— Directions for this task —
Search the entries for the word "Buchanan" and return every line where it is found.

— Dataset records —
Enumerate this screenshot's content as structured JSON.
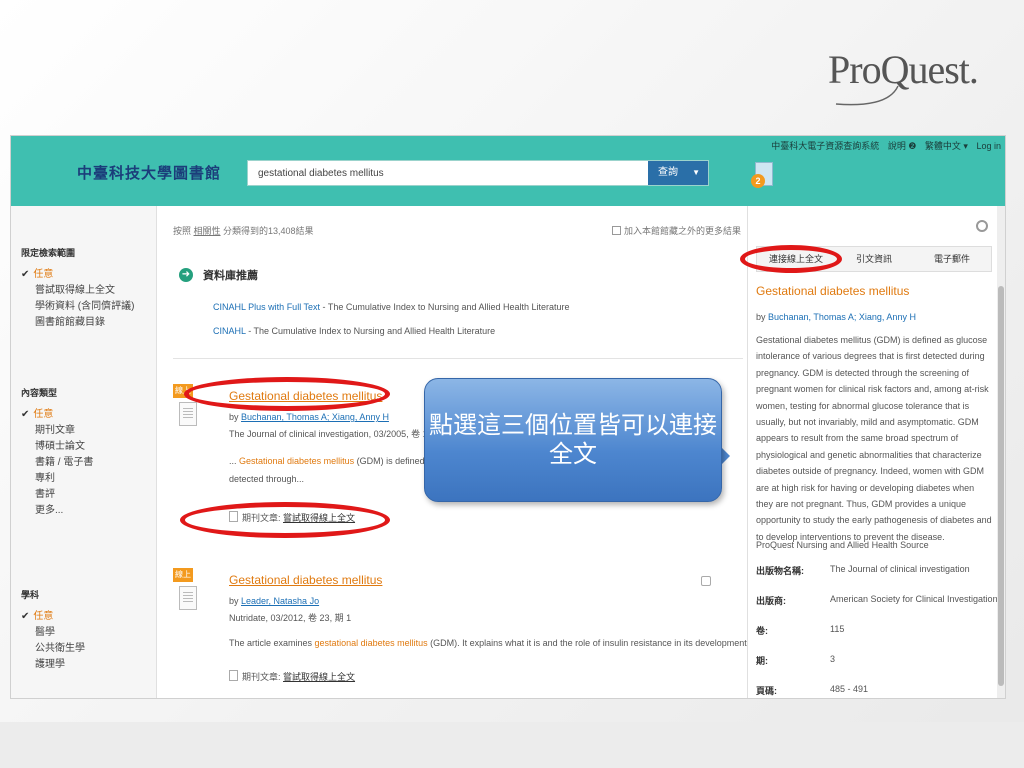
{
  "brand": {
    "logo_text": "ProQuest."
  },
  "header": {
    "top_links": [
      "中臺科大電子資源查詢系統",
      "說明 ❷",
      "繁體中文 ▾",
      "Log in"
    ],
    "library_name": "中臺科技大學圖書館",
    "search": {
      "value": "gestational diabetes mellitus",
      "button_label": "查詢"
    },
    "folder_count": "2"
  },
  "sidebar": {
    "groups": [
      {
        "title": "限定檢索範圍",
        "items": [
          "任意",
          "嘗試取得線上全文",
          "學術資料 (含同儕評議)",
          "圖書館館藏目錄"
        ]
      },
      {
        "title": "內容類型",
        "items": [
          "任意",
          "期刊文章",
          "博碩士論文",
          "書籍 / 電子書",
          "專利",
          "書評",
          "更多..."
        ]
      },
      {
        "title": "學科",
        "items": [
          "任意",
          "醫學",
          "公共衛生學",
          "護理學"
        ]
      }
    ]
  },
  "main": {
    "result_count": {
      "prefix": "按照 ",
      "link": "相關性",
      "suffix": " 分類得到的13,408結果"
    },
    "expand_label": "加入本館館藏之外的更多結果",
    "db_recommend": {
      "title": "資料庫推薦",
      "links": [
        {
          "name": "CINAHL Plus with Full Text",
          "desc": " - The Cumulative Index to Nursing and Allied Health Literature"
        },
        {
          "name": "CINAHL",
          "desc": " - The Cumulative Index to Nursing and Allied Health Literature"
        }
      ]
    },
    "records": [
      {
        "tag": "線上",
        "title": "Gestational diabetes mellitus",
        "by": "by ",
        "authors": "Buchanan, Thomas A; Xiang, Anny H",
        "pub": "The Journal of clinical investigation, 03/2005, 卷 115, 期 3",
        "snippet_pre": "... ",
        "snippet_hl": "Gestational diabetes mellitus",
        "snippet_post": " (GDM) is defined as glucose",
        "snippet_line2": "detected through...",
        "type_label": "期刊文章: ",
        "fulltext_link": "嘗試取得線上全文"
      },
      {
        "tag": "線上",
        "title": "Gestational diabetes mellitus",
        "by": "by ",
        "authors": "Leader, Natasha Jo",
        "pub": "Nutridate, 03/2012, 卷 23, 期 1",
        "snippet_pre": "The article examines ",
        "snippet_hl": "gestational diabetes mellitus",
        "snippet_post": " (GDM). It explains what it is and the role of insulin resistance in its development...",
        "type_label": "期刊文章: ",
        "fulltext_link": "嘗試取得線上全文"
      }
    ]
  },
  "right_panel": {
    "tabs": [
      "連接線上全文",
      "引文資訊",
      "電子郵件"
    ],
    "title": "Gestational diabetes mellitus",
    "by": "by ",
    "authors": "Buchanan, Thomas A; Xiang, Anny H",
    "abstract": "Gestational diabetes mellitus (GDM) is defined as glucose intolerance of various degrees that is first detected during pregnancy. GDM is detected through the screening of pregnant women for clinical risk factors and, among at-risk women, testing for abnormal glucose tolerance that is usually, but not invariably, mild and asymptomatic. GDM appears to result from the same broad spectrum of physiological and genetic abnormalities that characterize diabetes outside of pregnancy. Indeed, women with GDM are at high risk for having or developing diabetes when they are not pregnant. Thus, GDM provides a unique opportunity to study the early pathogenesis of diabetes and to develop interventions to prevent the disease.",
    "source": "ProQuest Nursing and Allied Health Source",
    "meta": [
      {
        "k": "出版物名稱:",
        "v": "The Journal of clinical investigation"
      },
      {
        "k": "出版商:",
        "v": "American Society for Clinical Investigation"
      },
      {
        "k": "卷:",
        "v": "115"
      },
      {
        "k": "期:",
        "v": "3"
      },
      {
        "k": "頁碼:",
        "v": "485 - 491"
      }
    ]
  },
  "annotation": {
    "callout": "點選這三個位置皆可以連接全文",
    "color": "#e01818"
  }
}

— Response —
        "authors": "Buchanan, Thomas A; Xiang, Anny H",
    "authors": "Buchanan, Thomas A; Xiang, Anny H",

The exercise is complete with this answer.